We're standing in the most beautiful dungeon I've ever seen in a game—which happens to be a lush green forest peppered with highlights of orange and red, not the dank catacombs I think of when I hear the word ‘dungeon.’ And when we start walking forward, peering side-to-side and climbing a set of stony stairs, there's something else odd: our free, unconstrained movement, a far cry from the rigid step-by-step, block-by-block exploration of classic dungeon crawlers. This is what it looks like to build a new game in a genre as old as PC gaming itself.
Developer inXile has invited me to its studio for an early look at The Bard's Tale 4, the first game in the series since 1991. After the blinding glare of a bright southern California morning, the inXile office, a floor above a local surf shop, feels a bit like a dungeon itself. But a cool one—it's small and intimate, decked out with Christmas lights and artwork for Wasteland 2 and only the occasional baby doll hanging from the rafters. For the next hour, I'll get to see a game that feels at once delightfully old-fashioned and tantalizingly new. The Bard's Tale 4 is the first dungeon crawler that's really grabbed my interest since I sat on my dad's lap playing the original Bard's Tale circa 1993, getting lost in the endless streets and abandoned houses of Skara Brae. Partially because, damn, is it ever pretty, but mostly because inXile is walking a tricky tightrope of nostalgia and innovation.
"We're keeping the important parts of Bard's Tale, incorporating that into a package keeping modern sensibilities in mind," says Brian Fargo, who helped design The Bard's Tale with his friend Michael Cranford in 1984. It was one of the first games developed at Interplay, which he founded in the early 1980s and left in 2000 after a corporate buyout dramatically changed the company. His team at inXile, which he founded in 2002, is small—Fargo likes to talk about them being scrappy, and finding clever ways to punch above their weight with games like The Bard's Tale 4—though they're a bit bigger than the team of a half-dozen that made The Bard's Tale one of the most popular RPGs of the 1980s.

- WRITTEN TASK A
Translate this sentence from the Bard's Tale 4 article into Spanish: "This is what it looks like to build a new game in a genre as old as PC gaming itself."

- PROVIDED DATA
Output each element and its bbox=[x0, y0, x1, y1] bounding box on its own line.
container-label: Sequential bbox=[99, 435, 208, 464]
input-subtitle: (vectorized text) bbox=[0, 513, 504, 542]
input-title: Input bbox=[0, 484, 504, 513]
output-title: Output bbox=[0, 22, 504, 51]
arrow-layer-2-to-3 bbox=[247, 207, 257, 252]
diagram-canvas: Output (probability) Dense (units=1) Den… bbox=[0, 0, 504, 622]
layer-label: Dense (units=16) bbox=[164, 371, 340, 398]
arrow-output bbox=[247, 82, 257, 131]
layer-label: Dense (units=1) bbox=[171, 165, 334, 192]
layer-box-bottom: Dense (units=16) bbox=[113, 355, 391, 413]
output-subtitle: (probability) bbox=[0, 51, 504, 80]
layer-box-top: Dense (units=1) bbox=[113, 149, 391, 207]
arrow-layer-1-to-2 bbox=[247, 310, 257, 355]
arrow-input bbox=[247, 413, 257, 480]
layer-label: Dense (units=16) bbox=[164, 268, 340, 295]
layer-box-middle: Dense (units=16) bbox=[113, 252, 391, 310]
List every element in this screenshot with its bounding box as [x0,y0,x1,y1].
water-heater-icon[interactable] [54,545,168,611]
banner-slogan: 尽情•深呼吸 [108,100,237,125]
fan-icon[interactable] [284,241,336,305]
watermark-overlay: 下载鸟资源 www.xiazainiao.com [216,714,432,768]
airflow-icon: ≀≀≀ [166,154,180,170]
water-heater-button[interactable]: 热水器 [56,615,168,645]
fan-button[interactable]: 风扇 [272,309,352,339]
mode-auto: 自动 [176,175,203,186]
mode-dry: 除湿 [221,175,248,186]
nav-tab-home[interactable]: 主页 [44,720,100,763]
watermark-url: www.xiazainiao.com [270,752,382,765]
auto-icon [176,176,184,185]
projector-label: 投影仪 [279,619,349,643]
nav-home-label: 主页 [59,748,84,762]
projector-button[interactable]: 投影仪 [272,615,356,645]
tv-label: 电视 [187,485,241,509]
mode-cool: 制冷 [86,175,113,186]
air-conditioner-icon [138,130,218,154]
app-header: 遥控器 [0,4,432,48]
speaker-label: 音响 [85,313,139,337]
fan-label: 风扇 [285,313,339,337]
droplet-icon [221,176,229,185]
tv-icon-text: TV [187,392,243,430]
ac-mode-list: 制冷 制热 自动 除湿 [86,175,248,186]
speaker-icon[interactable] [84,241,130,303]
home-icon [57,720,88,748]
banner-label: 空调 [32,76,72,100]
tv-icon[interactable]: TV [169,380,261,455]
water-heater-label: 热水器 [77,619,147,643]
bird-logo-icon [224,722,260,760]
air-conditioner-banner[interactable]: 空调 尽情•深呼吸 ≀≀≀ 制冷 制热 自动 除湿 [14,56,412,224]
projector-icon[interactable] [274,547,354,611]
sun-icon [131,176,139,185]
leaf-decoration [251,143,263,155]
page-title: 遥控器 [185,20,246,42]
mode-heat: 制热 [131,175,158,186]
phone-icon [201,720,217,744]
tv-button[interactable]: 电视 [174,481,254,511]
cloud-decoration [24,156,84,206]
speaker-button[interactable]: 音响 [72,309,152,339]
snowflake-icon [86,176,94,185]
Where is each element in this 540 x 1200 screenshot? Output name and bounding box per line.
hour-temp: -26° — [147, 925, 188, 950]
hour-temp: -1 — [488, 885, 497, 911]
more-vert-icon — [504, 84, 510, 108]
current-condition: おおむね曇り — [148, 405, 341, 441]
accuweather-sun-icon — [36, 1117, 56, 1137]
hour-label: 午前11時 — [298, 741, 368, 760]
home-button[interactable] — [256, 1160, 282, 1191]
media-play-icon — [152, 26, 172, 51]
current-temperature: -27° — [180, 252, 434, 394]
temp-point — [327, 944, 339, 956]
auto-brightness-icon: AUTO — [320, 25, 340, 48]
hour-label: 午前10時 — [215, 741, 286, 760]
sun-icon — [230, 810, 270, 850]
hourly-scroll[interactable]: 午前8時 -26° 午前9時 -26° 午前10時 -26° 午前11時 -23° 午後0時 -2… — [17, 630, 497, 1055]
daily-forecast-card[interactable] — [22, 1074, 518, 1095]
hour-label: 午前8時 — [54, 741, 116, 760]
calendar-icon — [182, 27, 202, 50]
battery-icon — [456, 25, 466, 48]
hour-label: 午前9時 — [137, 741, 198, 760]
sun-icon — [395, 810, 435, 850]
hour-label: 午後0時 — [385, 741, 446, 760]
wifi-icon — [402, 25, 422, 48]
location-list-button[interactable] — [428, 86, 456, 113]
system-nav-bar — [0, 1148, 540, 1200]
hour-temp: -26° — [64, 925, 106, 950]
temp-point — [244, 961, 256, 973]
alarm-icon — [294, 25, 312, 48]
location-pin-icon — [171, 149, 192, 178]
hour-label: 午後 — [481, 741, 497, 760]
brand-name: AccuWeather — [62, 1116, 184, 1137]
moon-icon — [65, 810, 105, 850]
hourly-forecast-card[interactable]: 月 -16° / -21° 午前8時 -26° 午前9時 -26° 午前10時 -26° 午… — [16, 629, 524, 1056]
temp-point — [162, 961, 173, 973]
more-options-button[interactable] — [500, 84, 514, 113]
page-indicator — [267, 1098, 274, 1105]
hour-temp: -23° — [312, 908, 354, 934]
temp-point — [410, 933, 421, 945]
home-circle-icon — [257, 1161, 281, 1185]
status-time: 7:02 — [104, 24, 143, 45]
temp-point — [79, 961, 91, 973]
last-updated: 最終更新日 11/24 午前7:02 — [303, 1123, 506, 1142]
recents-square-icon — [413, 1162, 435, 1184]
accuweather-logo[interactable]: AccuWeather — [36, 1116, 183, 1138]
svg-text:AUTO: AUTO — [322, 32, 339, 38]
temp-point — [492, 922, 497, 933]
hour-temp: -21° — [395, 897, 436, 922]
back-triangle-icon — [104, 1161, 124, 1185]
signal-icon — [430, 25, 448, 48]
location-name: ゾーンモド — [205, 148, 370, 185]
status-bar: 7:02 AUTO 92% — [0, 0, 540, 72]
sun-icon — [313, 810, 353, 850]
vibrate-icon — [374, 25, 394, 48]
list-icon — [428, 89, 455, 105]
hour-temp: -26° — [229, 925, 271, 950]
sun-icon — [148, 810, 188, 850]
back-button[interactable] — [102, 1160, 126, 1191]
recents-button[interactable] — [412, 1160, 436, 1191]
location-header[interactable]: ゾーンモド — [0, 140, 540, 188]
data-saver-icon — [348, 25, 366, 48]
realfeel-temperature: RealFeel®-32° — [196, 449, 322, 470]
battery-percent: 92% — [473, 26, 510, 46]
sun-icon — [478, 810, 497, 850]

- WRITTEN TASK B
Transcribe the entries exactly, everything from the first line of the entries down to the line containing "arrow-input bbox=[247, 413, 257, 480]", including both of those lines.

- WORKED SOLUTION A
Así es como se ve la creación de un juego nuevo en un género tan antiguo como los propios videojuegos de PC.

- WORKED SOLUTION B
Output each element and its bbox=[x0, y0, x1, y1] bounding box on its own line.
container-label: Sequential bbox=[99, 435, 208, 464]
input-subtitle: (vectorized text) bbox=[0, 513, 504, 542]
input-title: Input bbox=[0, 484, 504, 513]
output-title: Output bbox=[0, 22, 504, 51]
arrow-layer-2-to-3 bbox=[247, 207, 257, 252]
diagram-canvas: Output (probability) Dense (units=1) Den… bbox=[0, 0, 504, 622]
layer-label: Dense (units=16) bbox=[164, 371, 340, 398]
arrow-output bbox=[247, 82, 257, 131]
layer-label: Dense (units=1) bbox=[171, 165, 334, 192]
layer-box-bottom: Dense (units=16) bbox=[113, 355, 391, 413]
output-subtitle: (probability) bbox=[0, 51, 504, 80]
layer-box-top: Dense (units=1) bbox=[113, 149, 391, 207]
arrow-layer-1-to-2 bbox=[247, 310, 257, 355]
arrow-input bbox=[247, 413, 257, 480]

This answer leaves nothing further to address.